Records from a collection of figures
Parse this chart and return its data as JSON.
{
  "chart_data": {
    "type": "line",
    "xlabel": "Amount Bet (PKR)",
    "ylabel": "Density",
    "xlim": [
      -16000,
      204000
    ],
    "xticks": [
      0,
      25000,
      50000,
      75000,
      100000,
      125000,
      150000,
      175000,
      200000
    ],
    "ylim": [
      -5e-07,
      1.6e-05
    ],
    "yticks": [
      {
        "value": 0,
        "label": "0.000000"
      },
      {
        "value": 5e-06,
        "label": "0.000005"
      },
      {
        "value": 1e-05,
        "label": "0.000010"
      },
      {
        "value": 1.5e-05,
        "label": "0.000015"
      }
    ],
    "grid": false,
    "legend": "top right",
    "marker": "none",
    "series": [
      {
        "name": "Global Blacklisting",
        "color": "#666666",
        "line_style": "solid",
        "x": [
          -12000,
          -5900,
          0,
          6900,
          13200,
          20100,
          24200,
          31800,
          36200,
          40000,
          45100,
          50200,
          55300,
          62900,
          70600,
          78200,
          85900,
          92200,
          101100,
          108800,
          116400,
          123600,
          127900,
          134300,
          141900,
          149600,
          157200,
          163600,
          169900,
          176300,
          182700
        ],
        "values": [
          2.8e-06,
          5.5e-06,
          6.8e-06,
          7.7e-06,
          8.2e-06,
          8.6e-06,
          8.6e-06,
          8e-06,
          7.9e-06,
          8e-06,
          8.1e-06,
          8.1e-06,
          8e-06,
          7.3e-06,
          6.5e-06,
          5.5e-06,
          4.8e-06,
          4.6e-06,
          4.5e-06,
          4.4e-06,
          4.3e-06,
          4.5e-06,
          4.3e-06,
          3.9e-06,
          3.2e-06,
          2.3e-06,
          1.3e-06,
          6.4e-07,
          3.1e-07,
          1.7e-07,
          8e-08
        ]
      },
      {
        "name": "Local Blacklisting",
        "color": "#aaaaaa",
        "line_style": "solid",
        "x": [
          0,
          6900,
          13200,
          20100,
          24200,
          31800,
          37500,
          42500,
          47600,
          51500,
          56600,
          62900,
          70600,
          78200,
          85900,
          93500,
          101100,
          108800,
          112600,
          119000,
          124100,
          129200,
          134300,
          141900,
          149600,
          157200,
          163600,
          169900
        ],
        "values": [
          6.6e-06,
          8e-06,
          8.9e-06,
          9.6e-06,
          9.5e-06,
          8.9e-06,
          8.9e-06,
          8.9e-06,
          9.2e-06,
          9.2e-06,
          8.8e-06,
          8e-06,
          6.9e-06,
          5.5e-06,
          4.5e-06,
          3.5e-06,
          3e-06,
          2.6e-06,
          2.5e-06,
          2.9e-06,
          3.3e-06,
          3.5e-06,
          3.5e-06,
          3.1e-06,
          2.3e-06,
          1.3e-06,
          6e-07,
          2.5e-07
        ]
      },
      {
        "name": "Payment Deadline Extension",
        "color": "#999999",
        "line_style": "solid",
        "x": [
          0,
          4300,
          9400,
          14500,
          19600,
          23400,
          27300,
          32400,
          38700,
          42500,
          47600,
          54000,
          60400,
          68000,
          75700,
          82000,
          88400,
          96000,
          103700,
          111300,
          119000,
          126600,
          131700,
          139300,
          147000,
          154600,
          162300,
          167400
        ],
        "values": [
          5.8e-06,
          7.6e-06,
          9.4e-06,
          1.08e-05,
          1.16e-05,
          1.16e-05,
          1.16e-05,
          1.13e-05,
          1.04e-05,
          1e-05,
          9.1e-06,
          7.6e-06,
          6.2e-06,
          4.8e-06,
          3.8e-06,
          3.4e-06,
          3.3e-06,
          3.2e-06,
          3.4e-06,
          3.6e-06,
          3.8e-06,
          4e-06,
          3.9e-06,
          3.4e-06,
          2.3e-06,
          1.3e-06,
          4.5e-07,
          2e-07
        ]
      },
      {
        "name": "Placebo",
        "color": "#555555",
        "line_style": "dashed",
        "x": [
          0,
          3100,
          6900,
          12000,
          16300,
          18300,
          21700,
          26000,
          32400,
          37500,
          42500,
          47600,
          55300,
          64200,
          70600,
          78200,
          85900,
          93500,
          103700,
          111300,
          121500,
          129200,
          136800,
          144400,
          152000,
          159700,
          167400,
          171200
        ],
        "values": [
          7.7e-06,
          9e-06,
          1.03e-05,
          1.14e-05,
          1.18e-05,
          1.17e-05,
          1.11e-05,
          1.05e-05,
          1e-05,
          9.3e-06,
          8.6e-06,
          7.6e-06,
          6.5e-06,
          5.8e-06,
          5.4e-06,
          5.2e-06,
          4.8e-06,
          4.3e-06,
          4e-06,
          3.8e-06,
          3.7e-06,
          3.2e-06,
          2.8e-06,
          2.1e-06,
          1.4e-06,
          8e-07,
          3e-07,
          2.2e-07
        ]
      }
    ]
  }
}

§ **What is required**: Only lines with "color" are wanted here; list each of them.

§ **Complete output**:
        "color": "#666666",
        "color": "#aaaaaa",
        "color": "#999999",
        "color": "#555555",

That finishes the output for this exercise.